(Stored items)
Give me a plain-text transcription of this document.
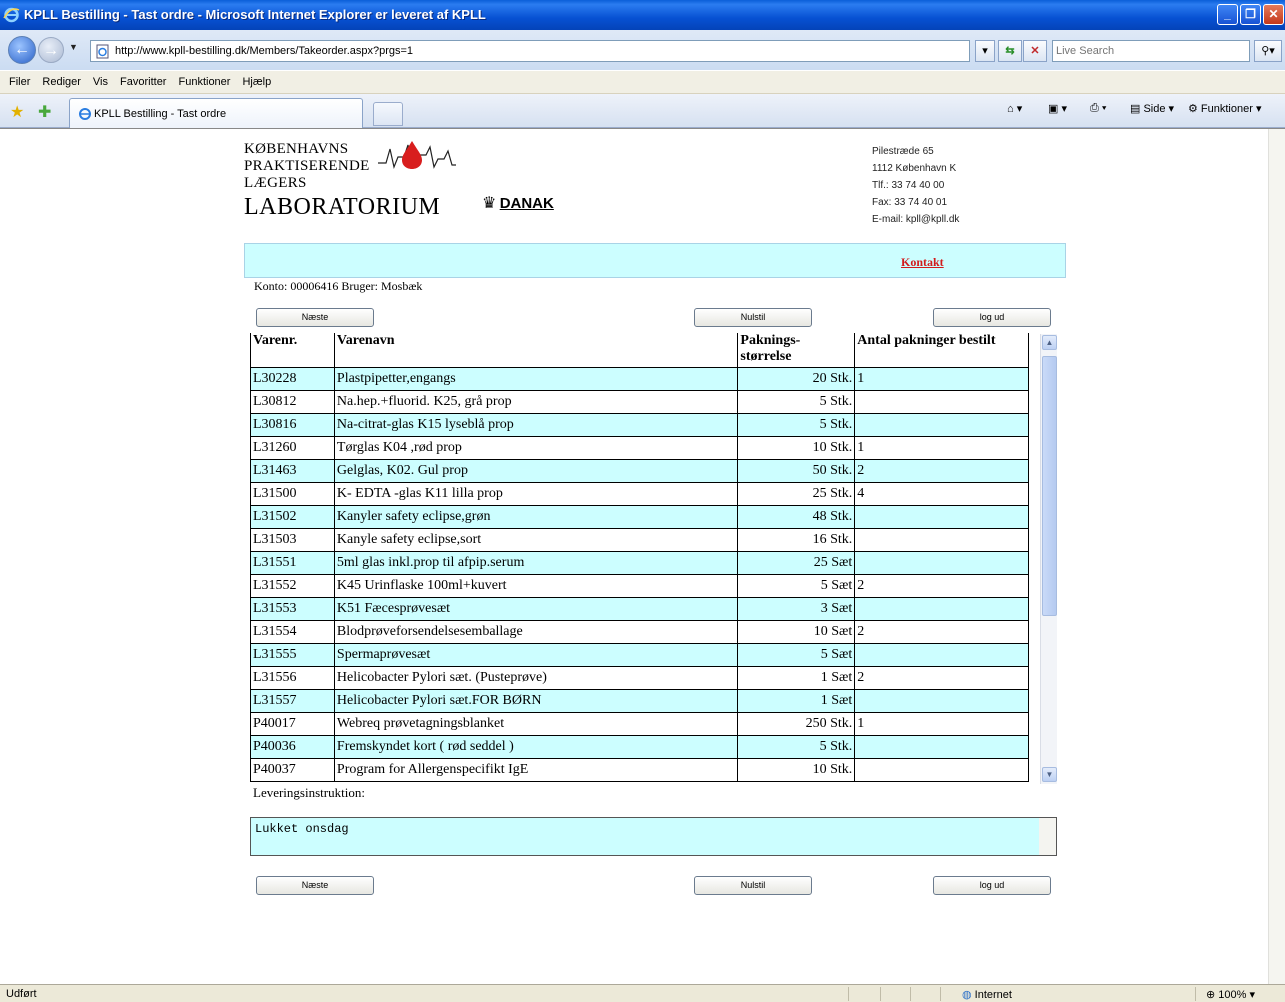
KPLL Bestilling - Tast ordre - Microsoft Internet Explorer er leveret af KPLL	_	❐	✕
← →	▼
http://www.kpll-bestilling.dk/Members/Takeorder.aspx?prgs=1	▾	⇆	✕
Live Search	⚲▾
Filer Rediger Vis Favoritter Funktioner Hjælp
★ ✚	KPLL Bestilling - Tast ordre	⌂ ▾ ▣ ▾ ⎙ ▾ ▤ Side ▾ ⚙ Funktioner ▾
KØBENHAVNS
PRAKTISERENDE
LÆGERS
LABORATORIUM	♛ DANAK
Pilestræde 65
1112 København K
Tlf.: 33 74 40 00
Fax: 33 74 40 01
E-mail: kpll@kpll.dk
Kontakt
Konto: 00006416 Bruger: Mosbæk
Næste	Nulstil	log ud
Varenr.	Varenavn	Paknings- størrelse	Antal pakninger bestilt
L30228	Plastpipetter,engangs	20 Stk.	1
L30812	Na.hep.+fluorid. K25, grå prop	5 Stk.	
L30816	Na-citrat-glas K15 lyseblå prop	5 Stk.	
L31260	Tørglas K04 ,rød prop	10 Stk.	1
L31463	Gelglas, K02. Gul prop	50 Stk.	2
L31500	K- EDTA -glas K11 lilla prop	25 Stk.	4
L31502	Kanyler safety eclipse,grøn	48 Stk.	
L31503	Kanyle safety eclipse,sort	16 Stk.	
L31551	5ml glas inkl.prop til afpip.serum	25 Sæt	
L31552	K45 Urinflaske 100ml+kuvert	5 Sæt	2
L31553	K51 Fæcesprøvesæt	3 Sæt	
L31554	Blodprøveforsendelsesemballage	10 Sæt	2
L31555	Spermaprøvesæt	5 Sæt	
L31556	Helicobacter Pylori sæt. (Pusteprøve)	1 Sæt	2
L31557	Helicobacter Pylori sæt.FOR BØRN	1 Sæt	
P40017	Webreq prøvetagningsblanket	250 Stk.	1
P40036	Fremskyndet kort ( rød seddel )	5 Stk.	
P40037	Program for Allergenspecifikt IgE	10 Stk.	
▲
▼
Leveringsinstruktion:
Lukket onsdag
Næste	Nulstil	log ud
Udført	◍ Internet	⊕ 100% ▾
==
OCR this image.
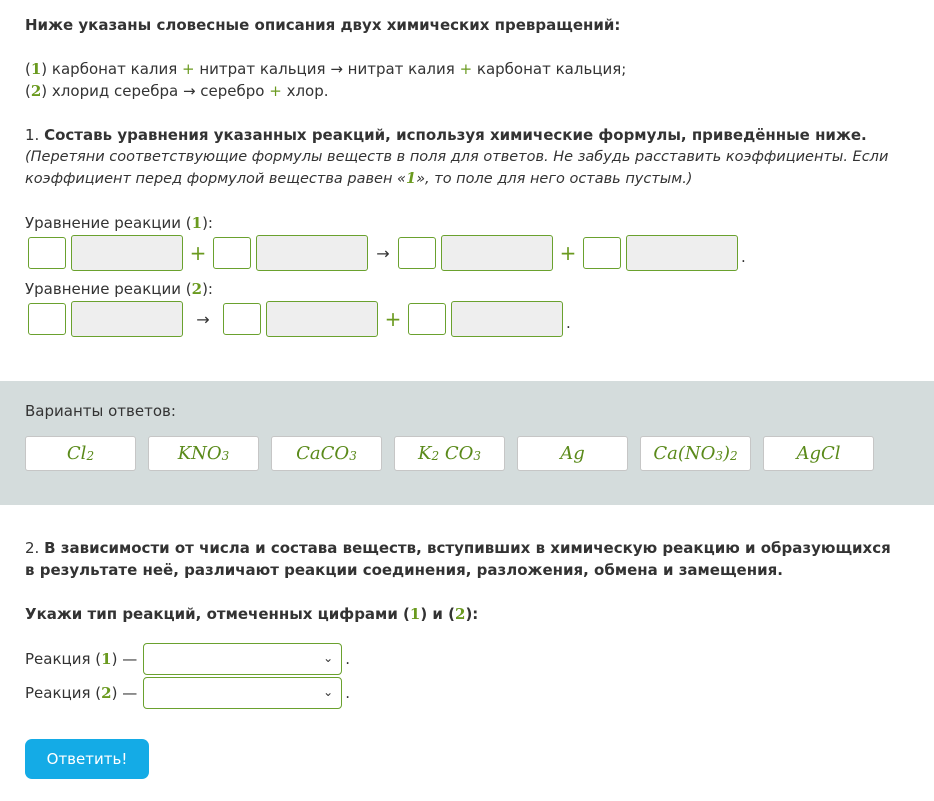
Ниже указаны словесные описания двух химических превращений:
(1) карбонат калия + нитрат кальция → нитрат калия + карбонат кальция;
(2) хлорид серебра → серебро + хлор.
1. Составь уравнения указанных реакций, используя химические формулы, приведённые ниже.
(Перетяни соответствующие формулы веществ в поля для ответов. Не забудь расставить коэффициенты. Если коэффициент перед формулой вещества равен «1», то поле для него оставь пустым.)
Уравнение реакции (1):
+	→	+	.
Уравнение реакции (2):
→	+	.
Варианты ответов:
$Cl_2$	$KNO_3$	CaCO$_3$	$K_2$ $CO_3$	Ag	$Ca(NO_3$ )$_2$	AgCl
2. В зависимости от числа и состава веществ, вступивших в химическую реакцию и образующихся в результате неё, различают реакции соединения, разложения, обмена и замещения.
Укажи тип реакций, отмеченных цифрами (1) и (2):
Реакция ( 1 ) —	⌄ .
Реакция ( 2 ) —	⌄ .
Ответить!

** WHAT YOU NEED TO DO **
Extract from the data every line where "ответов" shows up.

** FINAL ANSWER **
(Перетяни соответствующие формулы веществ в поля для ответов. Не забудь расставить коэффициенты. Если коэффициент перед формулой вещества равен «1», то поле для него оставь пустым.)
Варианты ответов:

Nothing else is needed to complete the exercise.